- [TASK REQUIREMENTS]: Report only the number of lines in this material that include the string "SUNBEAM".

- [GIVEN RECORDS]:
=-=-=

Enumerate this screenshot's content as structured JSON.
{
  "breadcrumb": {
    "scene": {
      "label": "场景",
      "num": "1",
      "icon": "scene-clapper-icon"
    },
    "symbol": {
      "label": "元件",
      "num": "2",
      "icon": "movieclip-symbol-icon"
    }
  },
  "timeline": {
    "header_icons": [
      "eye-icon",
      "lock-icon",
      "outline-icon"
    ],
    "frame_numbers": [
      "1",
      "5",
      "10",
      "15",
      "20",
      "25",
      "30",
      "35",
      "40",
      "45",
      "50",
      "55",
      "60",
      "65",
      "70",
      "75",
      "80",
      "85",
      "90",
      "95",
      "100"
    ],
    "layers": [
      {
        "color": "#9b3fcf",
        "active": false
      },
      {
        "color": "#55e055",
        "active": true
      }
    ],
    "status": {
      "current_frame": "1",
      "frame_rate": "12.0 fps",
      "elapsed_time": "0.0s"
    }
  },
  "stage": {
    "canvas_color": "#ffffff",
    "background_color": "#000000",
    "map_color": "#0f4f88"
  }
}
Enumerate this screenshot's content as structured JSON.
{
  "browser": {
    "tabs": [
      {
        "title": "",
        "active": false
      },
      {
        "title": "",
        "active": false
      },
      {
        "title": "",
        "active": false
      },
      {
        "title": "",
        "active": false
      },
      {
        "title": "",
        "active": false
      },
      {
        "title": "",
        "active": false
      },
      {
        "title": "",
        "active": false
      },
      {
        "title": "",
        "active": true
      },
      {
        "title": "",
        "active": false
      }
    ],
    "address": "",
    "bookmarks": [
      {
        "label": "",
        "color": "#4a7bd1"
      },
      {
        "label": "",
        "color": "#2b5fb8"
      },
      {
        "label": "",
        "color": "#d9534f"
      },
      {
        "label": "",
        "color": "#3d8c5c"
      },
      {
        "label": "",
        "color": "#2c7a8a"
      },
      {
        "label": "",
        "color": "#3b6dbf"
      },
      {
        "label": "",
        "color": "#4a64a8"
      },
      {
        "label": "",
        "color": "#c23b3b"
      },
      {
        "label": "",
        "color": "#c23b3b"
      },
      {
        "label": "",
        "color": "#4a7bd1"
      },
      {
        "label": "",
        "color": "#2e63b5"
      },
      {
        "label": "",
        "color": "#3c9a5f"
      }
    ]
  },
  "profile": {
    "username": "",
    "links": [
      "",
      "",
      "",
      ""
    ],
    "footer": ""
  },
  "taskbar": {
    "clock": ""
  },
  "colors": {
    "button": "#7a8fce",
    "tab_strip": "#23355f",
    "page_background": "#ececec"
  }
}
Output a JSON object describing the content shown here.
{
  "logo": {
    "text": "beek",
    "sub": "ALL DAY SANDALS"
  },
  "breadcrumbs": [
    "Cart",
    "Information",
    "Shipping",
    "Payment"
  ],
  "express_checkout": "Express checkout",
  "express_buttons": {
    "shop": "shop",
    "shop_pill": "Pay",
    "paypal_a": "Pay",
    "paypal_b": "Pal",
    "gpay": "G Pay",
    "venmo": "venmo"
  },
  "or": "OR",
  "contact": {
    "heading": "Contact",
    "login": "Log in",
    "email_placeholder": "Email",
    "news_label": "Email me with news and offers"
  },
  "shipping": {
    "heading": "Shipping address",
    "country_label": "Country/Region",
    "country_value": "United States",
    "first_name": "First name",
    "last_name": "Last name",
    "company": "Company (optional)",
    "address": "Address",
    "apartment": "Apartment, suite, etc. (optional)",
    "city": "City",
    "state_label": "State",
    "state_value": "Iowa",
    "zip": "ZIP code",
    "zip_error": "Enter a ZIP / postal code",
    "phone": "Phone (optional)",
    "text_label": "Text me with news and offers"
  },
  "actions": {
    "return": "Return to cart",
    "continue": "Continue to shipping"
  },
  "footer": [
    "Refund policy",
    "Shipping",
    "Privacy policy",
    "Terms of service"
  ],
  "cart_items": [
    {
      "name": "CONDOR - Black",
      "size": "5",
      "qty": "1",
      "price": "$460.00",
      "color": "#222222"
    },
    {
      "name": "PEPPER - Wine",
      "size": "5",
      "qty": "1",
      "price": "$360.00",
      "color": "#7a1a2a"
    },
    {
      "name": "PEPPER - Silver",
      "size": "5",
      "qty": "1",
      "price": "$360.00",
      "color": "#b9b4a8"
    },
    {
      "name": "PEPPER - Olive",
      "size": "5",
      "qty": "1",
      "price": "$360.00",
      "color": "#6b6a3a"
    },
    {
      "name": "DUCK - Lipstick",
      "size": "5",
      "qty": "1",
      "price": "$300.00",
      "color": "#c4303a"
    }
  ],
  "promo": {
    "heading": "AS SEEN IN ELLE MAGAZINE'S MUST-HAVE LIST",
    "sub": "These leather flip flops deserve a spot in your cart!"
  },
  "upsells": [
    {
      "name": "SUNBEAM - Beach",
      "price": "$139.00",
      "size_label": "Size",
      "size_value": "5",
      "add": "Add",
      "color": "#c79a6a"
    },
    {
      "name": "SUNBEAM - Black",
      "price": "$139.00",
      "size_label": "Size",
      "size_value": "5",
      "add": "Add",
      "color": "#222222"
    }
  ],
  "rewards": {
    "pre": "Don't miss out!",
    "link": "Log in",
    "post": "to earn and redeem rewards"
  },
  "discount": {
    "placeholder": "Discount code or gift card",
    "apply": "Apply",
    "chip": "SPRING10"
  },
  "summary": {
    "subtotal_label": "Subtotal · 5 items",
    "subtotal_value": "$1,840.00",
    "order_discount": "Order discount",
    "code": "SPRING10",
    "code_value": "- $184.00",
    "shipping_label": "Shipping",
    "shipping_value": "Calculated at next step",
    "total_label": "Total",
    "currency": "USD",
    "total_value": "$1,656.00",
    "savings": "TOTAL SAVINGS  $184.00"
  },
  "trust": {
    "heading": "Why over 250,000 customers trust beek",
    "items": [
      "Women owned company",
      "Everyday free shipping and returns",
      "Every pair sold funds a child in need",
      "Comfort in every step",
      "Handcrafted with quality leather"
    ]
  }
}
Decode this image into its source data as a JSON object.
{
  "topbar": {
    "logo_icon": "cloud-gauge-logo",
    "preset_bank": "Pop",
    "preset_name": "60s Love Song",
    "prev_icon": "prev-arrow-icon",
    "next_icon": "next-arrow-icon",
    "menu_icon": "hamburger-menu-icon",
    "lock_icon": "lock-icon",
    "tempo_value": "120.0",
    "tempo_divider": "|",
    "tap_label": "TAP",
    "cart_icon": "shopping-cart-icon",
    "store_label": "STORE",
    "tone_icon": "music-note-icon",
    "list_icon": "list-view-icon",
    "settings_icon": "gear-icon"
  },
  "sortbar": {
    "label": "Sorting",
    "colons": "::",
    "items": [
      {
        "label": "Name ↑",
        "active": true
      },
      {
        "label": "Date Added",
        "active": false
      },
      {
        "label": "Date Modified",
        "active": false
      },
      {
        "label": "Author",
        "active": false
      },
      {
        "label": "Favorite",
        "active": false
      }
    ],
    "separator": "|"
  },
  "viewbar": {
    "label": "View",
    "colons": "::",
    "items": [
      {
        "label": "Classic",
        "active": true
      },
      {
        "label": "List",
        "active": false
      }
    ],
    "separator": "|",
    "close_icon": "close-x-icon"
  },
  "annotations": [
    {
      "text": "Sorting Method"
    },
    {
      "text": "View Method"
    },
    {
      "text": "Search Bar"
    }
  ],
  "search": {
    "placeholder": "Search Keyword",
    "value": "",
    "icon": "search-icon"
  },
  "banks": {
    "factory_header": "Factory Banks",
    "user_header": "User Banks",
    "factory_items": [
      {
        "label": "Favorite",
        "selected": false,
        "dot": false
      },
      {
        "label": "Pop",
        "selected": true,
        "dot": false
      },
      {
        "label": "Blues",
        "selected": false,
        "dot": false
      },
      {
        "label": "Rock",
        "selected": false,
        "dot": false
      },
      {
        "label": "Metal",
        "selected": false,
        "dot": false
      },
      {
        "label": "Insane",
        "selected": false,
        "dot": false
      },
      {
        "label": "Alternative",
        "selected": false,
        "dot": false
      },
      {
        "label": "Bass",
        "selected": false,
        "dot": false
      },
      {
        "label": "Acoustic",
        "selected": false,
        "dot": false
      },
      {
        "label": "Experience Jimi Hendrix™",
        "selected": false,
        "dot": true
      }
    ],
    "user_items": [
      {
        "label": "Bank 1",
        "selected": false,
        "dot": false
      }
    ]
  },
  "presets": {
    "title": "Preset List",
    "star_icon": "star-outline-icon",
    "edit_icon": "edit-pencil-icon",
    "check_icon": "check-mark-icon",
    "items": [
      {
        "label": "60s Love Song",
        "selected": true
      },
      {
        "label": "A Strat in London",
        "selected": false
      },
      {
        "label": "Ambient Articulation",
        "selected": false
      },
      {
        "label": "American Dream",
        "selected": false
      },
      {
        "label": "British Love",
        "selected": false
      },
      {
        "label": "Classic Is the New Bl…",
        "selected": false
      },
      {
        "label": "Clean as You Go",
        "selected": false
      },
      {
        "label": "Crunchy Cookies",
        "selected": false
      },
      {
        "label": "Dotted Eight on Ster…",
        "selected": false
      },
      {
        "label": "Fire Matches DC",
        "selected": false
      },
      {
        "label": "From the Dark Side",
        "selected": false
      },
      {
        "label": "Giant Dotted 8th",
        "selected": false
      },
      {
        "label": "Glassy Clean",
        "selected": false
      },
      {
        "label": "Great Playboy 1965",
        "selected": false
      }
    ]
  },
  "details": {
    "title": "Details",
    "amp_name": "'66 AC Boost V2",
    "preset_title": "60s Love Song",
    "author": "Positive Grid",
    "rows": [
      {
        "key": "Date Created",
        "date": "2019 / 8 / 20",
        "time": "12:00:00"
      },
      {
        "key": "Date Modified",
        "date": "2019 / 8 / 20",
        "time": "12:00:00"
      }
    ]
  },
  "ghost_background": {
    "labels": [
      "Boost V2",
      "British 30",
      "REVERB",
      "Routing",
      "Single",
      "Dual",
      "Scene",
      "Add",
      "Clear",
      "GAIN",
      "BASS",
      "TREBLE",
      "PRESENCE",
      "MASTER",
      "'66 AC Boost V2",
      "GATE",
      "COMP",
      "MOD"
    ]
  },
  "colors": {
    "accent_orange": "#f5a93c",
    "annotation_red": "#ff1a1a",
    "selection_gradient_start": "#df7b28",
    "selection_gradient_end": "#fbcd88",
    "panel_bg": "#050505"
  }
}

=-=-=

- [FINAL RESULT]: 2